State how many lines of the entries below hold the word "American"; reply with nothing but the number.

Items from a data source
########################################
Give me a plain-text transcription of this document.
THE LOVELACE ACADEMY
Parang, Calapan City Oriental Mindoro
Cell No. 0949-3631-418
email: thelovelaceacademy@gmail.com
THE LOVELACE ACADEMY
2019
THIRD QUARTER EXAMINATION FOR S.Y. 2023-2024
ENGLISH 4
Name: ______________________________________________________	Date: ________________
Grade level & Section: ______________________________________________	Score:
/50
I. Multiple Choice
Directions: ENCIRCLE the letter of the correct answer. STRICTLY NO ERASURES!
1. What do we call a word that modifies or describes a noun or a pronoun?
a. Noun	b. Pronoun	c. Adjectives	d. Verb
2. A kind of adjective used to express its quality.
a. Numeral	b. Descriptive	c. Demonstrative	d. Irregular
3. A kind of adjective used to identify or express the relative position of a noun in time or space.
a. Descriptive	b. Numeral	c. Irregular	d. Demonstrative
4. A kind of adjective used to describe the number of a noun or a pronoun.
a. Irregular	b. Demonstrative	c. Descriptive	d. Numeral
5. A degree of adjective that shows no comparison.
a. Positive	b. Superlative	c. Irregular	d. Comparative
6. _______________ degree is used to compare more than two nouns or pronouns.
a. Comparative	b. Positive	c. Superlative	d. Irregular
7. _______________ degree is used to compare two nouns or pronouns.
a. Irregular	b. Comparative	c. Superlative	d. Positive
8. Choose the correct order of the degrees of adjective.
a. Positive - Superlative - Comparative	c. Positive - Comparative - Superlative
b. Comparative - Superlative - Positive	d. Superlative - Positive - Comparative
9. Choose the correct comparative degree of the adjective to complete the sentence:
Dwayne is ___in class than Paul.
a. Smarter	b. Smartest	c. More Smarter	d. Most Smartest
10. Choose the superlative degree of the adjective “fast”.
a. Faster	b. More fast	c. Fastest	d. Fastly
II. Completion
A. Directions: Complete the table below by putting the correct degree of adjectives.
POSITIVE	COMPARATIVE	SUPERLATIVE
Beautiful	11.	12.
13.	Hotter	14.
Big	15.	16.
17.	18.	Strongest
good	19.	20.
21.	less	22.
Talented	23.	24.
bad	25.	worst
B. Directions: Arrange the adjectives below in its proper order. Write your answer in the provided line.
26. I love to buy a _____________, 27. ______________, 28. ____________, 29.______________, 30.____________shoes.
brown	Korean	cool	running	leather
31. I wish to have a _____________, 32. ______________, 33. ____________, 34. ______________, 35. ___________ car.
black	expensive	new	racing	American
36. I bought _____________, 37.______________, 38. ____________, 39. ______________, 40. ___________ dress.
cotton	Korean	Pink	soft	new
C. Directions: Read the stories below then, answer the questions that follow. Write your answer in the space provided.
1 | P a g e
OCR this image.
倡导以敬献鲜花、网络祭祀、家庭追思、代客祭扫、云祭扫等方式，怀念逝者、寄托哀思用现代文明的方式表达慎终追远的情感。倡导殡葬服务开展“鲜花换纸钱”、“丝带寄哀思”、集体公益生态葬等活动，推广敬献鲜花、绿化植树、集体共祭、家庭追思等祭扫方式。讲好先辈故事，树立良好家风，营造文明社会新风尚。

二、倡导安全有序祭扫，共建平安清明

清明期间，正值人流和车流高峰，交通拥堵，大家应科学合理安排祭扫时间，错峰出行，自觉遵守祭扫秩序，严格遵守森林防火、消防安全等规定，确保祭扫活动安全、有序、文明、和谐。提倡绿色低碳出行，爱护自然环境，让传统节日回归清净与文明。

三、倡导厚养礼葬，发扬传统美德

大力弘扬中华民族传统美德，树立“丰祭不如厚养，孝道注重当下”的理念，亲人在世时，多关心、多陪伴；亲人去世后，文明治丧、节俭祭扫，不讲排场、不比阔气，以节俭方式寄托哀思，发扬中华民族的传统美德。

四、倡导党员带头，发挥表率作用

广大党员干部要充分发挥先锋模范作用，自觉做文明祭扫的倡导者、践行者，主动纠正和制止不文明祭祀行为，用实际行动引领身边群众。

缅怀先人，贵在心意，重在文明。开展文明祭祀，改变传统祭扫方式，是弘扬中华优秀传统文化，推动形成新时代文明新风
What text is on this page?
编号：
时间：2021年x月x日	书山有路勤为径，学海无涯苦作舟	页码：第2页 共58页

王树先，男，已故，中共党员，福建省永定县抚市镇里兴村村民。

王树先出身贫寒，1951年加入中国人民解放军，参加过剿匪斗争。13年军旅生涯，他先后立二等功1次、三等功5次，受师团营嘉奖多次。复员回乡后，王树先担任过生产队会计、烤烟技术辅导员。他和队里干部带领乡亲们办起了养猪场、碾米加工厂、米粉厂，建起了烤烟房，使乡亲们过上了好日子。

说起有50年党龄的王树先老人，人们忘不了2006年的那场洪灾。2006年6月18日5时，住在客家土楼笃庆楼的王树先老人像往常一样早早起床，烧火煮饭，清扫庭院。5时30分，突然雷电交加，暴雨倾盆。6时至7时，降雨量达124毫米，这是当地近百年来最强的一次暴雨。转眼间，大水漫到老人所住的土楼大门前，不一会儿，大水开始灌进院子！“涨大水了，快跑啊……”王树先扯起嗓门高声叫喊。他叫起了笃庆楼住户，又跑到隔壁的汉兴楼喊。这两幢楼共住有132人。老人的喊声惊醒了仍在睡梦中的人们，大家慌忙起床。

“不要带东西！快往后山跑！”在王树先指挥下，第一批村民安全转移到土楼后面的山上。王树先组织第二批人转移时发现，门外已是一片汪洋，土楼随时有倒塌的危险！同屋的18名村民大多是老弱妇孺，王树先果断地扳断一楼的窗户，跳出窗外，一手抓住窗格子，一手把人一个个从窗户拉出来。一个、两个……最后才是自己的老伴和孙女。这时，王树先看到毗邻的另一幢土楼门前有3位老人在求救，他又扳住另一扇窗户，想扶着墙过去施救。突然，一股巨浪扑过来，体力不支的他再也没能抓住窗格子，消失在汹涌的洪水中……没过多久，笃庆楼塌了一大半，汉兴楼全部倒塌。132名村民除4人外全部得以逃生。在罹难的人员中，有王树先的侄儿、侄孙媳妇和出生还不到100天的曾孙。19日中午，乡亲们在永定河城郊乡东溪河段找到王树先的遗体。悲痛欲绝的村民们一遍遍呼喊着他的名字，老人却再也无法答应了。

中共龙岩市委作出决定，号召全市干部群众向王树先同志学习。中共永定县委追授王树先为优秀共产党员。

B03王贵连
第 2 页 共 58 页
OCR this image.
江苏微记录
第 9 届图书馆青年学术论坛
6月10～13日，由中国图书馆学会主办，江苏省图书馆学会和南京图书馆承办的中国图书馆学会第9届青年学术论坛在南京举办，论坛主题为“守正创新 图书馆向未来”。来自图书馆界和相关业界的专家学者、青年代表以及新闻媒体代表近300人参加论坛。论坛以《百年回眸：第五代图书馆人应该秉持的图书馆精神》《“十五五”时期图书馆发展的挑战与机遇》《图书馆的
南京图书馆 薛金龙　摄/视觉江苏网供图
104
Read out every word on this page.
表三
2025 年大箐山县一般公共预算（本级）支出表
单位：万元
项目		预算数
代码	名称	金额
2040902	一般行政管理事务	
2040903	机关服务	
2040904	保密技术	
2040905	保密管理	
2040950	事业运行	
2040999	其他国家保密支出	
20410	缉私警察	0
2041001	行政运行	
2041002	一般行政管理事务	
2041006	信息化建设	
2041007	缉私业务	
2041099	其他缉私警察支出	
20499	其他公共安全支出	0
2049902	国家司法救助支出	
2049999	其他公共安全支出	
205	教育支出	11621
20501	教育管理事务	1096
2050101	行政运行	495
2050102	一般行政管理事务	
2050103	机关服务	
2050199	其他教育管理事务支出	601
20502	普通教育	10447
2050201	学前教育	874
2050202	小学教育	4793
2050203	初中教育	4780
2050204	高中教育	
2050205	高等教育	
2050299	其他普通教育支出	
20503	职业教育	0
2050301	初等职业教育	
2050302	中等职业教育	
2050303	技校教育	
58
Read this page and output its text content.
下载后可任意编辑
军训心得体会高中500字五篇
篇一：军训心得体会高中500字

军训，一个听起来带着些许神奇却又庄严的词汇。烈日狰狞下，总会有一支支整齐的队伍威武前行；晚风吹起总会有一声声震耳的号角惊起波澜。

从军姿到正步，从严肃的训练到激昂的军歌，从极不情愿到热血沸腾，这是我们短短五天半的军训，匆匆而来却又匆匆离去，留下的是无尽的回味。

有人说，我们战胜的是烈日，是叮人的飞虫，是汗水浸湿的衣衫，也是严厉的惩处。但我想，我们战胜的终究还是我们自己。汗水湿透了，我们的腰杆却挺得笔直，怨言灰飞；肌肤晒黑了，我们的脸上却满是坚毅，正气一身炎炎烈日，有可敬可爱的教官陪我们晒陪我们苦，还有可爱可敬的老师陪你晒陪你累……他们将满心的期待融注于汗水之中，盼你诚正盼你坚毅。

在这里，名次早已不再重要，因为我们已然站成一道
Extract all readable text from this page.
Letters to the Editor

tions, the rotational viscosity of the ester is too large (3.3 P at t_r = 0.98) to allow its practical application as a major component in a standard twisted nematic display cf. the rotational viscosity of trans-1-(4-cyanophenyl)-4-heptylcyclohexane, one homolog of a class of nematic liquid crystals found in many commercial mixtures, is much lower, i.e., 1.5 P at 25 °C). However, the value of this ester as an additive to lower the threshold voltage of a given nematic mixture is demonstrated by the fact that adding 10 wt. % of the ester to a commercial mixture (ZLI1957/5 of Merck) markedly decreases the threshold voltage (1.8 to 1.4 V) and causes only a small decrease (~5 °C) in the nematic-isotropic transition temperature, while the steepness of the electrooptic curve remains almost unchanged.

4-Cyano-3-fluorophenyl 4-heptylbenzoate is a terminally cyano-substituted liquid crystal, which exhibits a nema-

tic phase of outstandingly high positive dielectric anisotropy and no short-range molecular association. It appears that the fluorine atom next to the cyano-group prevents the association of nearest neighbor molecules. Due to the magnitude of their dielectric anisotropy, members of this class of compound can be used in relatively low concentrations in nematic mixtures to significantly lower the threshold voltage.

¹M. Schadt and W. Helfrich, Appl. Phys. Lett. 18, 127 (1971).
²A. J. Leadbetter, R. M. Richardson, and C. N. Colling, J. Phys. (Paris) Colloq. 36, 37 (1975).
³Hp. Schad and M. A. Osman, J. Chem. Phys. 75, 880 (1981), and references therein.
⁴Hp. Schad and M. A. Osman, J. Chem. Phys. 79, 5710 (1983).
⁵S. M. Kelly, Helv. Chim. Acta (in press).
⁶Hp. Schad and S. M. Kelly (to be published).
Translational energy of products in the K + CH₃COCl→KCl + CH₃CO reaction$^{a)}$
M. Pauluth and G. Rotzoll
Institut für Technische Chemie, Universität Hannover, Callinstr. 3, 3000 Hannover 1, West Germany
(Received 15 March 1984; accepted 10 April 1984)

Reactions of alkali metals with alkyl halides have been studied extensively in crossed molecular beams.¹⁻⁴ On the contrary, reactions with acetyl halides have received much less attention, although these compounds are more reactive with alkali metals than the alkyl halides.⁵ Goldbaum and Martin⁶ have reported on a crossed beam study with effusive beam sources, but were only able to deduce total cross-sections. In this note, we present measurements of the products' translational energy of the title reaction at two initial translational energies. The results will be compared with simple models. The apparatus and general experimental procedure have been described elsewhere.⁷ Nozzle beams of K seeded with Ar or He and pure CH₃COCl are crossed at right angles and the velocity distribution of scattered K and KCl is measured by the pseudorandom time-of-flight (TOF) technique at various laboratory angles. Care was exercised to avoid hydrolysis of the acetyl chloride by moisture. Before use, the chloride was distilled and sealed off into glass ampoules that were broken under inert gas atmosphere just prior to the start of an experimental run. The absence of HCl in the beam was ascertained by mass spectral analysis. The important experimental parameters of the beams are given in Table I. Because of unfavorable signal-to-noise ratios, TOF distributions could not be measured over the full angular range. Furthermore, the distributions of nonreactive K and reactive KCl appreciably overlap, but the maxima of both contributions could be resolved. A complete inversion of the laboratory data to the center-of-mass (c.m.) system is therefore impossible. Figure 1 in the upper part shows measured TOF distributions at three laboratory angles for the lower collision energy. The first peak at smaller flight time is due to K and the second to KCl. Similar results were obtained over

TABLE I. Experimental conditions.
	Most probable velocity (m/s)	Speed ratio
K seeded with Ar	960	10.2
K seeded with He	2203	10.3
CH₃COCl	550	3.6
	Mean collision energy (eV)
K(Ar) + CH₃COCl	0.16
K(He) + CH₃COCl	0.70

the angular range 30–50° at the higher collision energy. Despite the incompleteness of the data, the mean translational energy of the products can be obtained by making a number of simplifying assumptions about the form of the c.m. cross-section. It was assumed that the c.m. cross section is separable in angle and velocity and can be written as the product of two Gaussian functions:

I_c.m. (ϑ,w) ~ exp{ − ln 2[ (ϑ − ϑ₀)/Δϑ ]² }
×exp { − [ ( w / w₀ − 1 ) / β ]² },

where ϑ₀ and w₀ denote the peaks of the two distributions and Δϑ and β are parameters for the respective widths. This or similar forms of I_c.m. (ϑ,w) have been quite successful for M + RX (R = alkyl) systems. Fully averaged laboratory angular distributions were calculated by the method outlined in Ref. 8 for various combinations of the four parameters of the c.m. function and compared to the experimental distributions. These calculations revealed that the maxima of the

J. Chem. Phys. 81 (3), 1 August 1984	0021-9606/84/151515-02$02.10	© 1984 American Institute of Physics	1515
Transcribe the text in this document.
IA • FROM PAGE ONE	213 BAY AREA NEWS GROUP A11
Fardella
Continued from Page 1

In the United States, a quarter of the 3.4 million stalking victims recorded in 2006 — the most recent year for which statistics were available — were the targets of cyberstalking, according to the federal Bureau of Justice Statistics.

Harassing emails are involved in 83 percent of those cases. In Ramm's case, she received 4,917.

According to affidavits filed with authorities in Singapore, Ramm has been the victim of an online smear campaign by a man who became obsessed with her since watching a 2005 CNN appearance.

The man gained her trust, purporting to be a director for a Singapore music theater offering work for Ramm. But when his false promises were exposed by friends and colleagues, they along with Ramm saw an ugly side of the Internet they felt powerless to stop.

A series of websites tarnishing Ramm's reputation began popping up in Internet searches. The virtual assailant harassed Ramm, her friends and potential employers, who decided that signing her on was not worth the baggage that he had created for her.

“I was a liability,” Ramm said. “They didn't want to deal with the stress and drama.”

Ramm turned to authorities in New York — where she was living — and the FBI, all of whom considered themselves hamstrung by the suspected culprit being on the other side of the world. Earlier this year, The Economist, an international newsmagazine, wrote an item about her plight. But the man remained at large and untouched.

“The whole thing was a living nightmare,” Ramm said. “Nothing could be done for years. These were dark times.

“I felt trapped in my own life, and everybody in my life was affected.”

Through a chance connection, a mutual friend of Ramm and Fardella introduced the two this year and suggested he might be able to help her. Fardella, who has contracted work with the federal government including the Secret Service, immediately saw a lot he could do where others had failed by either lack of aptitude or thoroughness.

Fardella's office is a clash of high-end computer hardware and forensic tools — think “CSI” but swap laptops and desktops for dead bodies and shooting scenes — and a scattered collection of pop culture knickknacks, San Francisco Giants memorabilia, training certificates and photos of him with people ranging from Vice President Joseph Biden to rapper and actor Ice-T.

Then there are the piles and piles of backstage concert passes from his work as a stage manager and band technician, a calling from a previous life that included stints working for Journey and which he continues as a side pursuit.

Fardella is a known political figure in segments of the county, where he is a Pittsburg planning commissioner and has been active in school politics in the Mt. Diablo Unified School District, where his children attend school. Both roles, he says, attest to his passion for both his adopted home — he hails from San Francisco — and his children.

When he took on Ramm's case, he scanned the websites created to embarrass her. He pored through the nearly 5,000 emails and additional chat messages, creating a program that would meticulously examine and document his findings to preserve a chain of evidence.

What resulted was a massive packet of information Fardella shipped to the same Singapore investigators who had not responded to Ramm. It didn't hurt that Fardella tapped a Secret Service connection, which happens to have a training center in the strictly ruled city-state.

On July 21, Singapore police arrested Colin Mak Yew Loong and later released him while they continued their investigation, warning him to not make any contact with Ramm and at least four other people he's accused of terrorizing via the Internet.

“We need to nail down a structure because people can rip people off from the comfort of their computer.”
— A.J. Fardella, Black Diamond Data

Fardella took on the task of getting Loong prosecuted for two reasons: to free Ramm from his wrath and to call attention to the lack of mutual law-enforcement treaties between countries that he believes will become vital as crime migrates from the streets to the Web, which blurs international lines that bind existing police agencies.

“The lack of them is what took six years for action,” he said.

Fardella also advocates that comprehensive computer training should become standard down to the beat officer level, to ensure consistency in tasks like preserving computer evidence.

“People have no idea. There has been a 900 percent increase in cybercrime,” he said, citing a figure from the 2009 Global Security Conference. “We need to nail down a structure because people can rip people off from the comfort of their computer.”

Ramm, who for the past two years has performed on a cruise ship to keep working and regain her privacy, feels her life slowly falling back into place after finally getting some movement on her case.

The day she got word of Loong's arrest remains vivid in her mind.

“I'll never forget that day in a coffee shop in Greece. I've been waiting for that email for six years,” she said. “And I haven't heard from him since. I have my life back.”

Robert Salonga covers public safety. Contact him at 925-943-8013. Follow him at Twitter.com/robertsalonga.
########################################
* ANSWER TO THIS PROBLEM *
2